[Annotated element listings]
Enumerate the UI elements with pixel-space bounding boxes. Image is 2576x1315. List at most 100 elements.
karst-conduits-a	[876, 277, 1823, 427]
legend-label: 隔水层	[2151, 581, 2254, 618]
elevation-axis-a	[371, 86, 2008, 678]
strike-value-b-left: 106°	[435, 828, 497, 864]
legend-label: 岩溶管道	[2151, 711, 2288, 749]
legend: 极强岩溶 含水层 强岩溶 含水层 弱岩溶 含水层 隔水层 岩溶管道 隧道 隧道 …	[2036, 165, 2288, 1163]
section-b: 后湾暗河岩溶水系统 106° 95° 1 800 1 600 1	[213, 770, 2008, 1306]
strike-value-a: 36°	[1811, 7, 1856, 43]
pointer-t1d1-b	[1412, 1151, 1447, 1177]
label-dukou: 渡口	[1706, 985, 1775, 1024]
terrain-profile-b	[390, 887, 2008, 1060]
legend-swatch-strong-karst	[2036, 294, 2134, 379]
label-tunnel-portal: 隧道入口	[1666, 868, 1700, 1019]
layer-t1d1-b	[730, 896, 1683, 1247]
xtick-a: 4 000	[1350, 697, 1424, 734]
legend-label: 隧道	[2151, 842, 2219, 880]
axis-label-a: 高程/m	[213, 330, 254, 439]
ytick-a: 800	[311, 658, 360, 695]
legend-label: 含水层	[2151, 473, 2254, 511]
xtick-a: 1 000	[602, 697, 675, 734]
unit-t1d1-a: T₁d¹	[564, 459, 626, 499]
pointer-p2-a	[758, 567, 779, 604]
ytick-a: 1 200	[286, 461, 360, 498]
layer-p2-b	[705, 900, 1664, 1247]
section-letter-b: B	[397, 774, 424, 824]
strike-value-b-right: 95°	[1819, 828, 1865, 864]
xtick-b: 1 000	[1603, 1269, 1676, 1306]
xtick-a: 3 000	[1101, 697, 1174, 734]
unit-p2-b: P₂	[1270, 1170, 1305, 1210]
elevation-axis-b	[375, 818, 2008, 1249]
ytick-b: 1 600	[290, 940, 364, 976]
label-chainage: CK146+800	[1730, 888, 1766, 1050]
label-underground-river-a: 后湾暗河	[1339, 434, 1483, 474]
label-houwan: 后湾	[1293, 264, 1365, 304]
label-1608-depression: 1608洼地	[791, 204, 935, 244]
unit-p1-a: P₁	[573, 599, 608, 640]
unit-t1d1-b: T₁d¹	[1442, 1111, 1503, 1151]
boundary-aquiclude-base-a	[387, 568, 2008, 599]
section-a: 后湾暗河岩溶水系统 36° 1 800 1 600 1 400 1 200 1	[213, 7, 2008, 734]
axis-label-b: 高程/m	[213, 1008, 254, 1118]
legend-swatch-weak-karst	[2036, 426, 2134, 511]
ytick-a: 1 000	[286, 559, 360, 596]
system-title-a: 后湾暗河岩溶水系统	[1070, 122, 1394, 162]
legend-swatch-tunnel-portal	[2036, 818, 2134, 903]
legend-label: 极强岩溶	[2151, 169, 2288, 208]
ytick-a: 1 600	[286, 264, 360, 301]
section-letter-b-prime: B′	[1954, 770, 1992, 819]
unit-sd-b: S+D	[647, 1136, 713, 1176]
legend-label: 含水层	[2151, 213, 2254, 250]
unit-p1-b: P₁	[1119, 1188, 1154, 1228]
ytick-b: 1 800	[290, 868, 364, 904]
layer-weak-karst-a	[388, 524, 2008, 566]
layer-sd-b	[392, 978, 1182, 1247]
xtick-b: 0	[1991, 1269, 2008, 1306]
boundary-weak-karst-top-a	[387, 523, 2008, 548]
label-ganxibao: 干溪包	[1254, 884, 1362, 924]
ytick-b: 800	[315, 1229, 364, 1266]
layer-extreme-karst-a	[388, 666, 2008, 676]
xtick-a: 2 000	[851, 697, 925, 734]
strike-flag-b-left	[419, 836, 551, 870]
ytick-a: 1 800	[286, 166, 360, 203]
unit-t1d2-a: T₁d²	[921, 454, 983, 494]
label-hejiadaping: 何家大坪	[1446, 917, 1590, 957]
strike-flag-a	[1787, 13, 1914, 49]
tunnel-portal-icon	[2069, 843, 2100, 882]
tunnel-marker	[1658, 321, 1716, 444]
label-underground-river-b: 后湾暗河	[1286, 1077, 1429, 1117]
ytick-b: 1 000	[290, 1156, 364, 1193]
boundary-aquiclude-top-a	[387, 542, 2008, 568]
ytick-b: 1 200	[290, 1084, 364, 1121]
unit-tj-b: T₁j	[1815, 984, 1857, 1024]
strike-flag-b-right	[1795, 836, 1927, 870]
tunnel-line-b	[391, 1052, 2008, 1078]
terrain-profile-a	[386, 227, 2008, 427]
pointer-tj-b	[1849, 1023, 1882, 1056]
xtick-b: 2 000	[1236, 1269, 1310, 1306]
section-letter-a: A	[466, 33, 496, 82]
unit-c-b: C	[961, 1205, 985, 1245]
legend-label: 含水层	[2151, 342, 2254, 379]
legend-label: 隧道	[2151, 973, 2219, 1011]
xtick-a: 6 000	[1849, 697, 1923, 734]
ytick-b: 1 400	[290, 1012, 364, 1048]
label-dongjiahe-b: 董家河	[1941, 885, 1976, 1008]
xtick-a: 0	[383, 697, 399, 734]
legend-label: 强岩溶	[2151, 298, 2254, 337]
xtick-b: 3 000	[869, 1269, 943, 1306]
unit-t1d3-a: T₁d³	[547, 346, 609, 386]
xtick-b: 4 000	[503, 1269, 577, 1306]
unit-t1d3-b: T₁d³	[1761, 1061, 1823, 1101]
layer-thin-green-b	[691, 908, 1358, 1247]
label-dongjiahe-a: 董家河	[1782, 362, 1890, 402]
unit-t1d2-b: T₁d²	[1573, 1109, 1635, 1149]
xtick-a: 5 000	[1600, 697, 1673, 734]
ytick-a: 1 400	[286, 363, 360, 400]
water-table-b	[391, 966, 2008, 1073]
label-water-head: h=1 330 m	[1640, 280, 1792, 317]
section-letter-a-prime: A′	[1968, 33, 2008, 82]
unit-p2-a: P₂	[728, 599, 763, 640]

Exercise description: Return every line of the records with nothing changed.

Correct result:
Enumerate the UI elements with pixel-space bounding boxes. Image is 2576x1315. List at most 100 elements.
karst-conduits-a	[876, 277, 1823, 427]
legend-label: 隔水层	[2151, 581, 2254, 618]
elevation-axis-a	[371, 86, 2008, 678]
strike-value-b-left: 106°	[435, 828, 497, 864]
legend-label: 岩溶管道	[2151, 711, 2288, 749]
legend: 极强岩溶 含水层 强岩溶 含水层 弱岩溶 含水层 隔水层 岩溶管道 隧道 隧道 …	[2036, 165, 2288, 1163]
section-b: 后湾暗河岩溶水系统 106° 95° 1 800 1 600 1	[213, 770, 2008, 1306]
strike-value-a: 36°	[1811, 7, 1856, 43]
pointer-t1d1-b	[1412, 1151, 1447, 1177]
label-dukou: 渡口	[1706, 985, 1775, 1024]
terrain-profile-b	[390, 887, 2008, 1060]
legend-swatch-strong-karst	[2036, 294, 2134, 379]
label-tunnel-portal: 隧道入口	[1666, 868, 1700, 1019]
layer-t1d1-b	[730, 896, 1683, 1247]
xtick-a: 4 000	[1350, 697, 1424, 734]
legend-label: 隧道	[2151, 842, 2219, 880]
axis-label-a: 高程/m	[213, 330, 254, 439]
ytick-a: 800	[311, 658, 360, 695]
legend-label: 含水层	[2151, 473, 2254, 511]
xtick-a: 1 000	[602, 697, 675, 734]
unit-t1d1-a: T₁d¹	[564, 459, 626, 499]
pointer-p2-a	[758, 567, 779, 604]
ytick-a: 1 200	[286, 461, 360, 498]
layer-p2-b	[705, 900, 1664, 1247]
section-letter-b: B	[397, 774, 424, 824]
strike-value-b-right: 95°	[1819, 828, 1865, 864]
xtick-b: 1 000	[1603, 1269, 1676, 1306]
xtick-a: 3 000	[1101, 697, 1174, 734]
unit-p2-b: P₂	[1270, 1170, 1305, 1210]
elevation-axis-b	[375, 818, 2008, 1249]
ytick-b: 1 600	[290, 940, 364, 976]
label-chainage: CK146+800	[1730, 888, 1766, 1050]
label-underground-river-a: 后湾暗河	[1339, 434, 1483, 474]
label-houwan: 后湾	[1293, 264, 1365, 304]
label-1608-depression: 1608洼地	[791, 204, 935, 244]
unit-p1-a: P₁	[573, 599, 608, 640]
unit-t1d1-b: T₁d¹	[1442, 1111, 1503, 1151]
boundary-aquiclude-base-a	[387, 568, 2008, 599]
section-a: 后湾暗河岩溶水系统 36° 1 800 1 600 1 400 1 200 1	[213, 7, 2008, 734]
axis-label-b: 高程/m	[213, 1008, 254, 1118]
legend-swatch-weak-karst	[2036, 426, 2134, 511]
ytick-a: 1 000	[286, 559, 360, 596]
system-title-a: 后湾暗河岩溶水系统	[1070, 122, 1394, 162]
legend-swatch-tunnel-portal	[2036, 818, 2134, 903]
legend-label: 极强岩溶	[2151, 169, 2288, 208]
ytick-a: 1 600	[286, 264, 360, 301]
section-letter-b-prime: B′	[1954, 770, 1992, 819]
unit-sd-b: S+D	[647, 1136, 713, 1176]
legend-label: 含水层	[2151, 213, 2254, 250]
unit-p1-b: P₁	[1119, 1188, 1154, 1228]
ytick-b: 1 800	[290, 868, 364, 904]
layer-weak-karst-a	[388, 524, 2008, 566]
layer-sd-b	[392, 978, 1182, 1247]
xtick-b: 0	[1991, 1269, 2008, 1306]
boundary-weak-karst-top-a	[387, 523, 2008, 548]
label-ganxibao: 干溪包	[1254, 884, 1362, 924]
ytick-b: 800	[315, 1229, 364, 1266]
layer-extreme-karst-a	[388, 666, 2008, 676]
xtick-a: 2 000	[851, 697, 925, 734]
strike-flag-b-left	[419, 836, 551, 870]
ytick-a: 1 800	[286, 166, 360, 203]
unit-t1d2-a: T₁d²	[921, 454, 983, 494]
label-hejiadaping: 何家大坪	[1446, 917, 1590, 957]
strike-flag-a	[1787, 13, 1914, 49]
tunnel-portal-icon	[2069, 843, 2100, 882]
tunnel-marker	[1658, 321, 1716, 444]
label-underground-river-b: 后湾暗河	[1286, 1077, 1429, 1117]
ytick-b: 1 000	[290, 1156, 364, 1193]
boundary-aquiclude-top-a	[387, 542, 2008, 568]
ytick-b: 1 200	[290, 1084, 364, 1121]
unit-tj-b: T₁j	[1815, 984, 1857, 1024]
strike-flag-b-right	[1795, 836, 1927, 870]
tunnel-line-b	[391, 1052, 2008, 1078]
terrain-profile-a	[386, 227, 2008, 427]
pointer-tj-b	[1849, 1023, 1882, 1056]
xtick-b: 2 000	[1236, 1269, 1310, 1306]
section-letter-a: A	[466, 33, 496, 82]
unit-c-b: C	[961, 1205, 985, 1245]
legend-label: 含水层	[2151, 342, 2254, 379]
legend-label: 隧道	[2151, 973, 2219, 1011]
xtick-a: 6 000	[1849, 697, 1923, 734]
ytick-b: 1 400	[290, 1012, 364, 1048]
label-dongjiahe-b: 董家河	[1941, 885, 1976, 1008]
xtick-a: 0	[383, 697, 399, 734]
legend-label: 强岩溶	[2151, 298, 2254, 337]
xtick-b: 3 000	[869, 1269, 943, 1306]
unit-t1d3-a: T₁d³	[547, 346, 609, 386]
xtick-b: 4 000	[503, 1269, 577, 1306]
unit-t1d3-b: T₁d³	[1761, 1061, 1823, 1101]
layer-thin-green-b	[691, 908, 1358, 1247]
label-dongjiahe-a: 董家河	[1782, 362, 1890, 402]
unit-t1d2-b: T₁d²	[1573, 1109, 1635, 1149]
xtick-a: 5 000	[1600, 697, 1673, 734]
ytick-a: 1 400	[286, 363, 360, 400]
water-table-b	[391, 966, 2008, 1073]
label-water-head: h=1 330 m	[1640, 280, 1792, 317]
section-letter-a-prime: A′	[1968, 33, 2008, 82]
unit-p2-a: P₂	[728, 599, 763, 640]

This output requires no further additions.